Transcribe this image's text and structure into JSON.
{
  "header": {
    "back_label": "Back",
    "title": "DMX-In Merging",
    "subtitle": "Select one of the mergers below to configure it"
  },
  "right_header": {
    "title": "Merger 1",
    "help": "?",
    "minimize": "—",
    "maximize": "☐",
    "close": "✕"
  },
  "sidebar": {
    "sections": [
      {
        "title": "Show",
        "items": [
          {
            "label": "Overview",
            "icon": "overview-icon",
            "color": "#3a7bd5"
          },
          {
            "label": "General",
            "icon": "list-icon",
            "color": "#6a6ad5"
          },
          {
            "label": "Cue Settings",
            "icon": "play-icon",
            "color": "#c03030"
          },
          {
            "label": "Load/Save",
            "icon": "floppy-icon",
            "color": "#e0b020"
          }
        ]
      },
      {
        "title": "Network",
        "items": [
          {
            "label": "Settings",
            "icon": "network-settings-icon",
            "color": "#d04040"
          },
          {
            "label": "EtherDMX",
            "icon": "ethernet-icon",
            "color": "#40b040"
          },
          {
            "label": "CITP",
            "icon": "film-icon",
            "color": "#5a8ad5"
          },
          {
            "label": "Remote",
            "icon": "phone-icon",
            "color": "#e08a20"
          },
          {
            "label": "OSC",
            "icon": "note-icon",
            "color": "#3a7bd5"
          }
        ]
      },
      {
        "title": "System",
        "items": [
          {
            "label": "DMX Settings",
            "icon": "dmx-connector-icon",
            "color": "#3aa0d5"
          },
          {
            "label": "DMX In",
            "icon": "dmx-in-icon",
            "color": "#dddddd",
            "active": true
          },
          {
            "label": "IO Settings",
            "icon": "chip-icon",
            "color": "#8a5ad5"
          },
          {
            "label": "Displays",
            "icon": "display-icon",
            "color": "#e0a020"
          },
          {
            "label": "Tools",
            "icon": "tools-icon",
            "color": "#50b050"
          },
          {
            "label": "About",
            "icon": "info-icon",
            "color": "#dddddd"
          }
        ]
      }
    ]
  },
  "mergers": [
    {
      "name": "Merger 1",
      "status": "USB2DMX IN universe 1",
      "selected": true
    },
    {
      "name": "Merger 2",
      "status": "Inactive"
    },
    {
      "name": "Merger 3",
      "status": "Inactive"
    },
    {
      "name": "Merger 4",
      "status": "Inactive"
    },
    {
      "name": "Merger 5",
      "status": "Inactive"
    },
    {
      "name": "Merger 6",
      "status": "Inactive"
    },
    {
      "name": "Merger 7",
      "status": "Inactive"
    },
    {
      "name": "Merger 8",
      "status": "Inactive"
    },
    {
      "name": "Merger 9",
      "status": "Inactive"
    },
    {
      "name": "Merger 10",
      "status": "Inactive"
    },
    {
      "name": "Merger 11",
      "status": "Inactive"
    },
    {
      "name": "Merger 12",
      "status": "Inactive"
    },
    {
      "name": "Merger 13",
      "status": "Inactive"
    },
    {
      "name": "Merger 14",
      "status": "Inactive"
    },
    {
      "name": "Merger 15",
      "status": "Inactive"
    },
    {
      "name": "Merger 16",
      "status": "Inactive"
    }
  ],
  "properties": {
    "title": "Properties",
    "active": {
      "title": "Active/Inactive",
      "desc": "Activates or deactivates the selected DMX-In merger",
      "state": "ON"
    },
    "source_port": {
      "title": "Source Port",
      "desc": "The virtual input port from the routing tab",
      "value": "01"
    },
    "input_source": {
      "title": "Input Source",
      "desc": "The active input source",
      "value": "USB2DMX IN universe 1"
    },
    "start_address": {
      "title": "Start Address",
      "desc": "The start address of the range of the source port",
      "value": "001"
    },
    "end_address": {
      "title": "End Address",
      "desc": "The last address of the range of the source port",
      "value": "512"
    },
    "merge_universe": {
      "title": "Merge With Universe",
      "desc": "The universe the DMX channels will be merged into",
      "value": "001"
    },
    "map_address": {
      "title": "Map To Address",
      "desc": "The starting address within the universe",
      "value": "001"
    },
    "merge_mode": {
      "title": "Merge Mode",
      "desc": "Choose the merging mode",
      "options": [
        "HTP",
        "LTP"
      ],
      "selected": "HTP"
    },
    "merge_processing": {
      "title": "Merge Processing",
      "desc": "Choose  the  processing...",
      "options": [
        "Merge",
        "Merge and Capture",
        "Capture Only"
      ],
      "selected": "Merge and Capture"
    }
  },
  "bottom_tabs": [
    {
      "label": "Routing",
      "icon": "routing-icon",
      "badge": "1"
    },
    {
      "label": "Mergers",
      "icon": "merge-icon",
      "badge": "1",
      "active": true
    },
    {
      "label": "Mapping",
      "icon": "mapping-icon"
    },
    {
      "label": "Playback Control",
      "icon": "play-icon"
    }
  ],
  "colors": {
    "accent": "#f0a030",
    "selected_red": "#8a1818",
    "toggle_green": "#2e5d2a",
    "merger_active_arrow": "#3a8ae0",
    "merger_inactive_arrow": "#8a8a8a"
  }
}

···

• [TASK STATEMENT]:
In the records above, how many lines include "true"? Give that number and nothing more.

• [EXERCISE ANSWER]:
3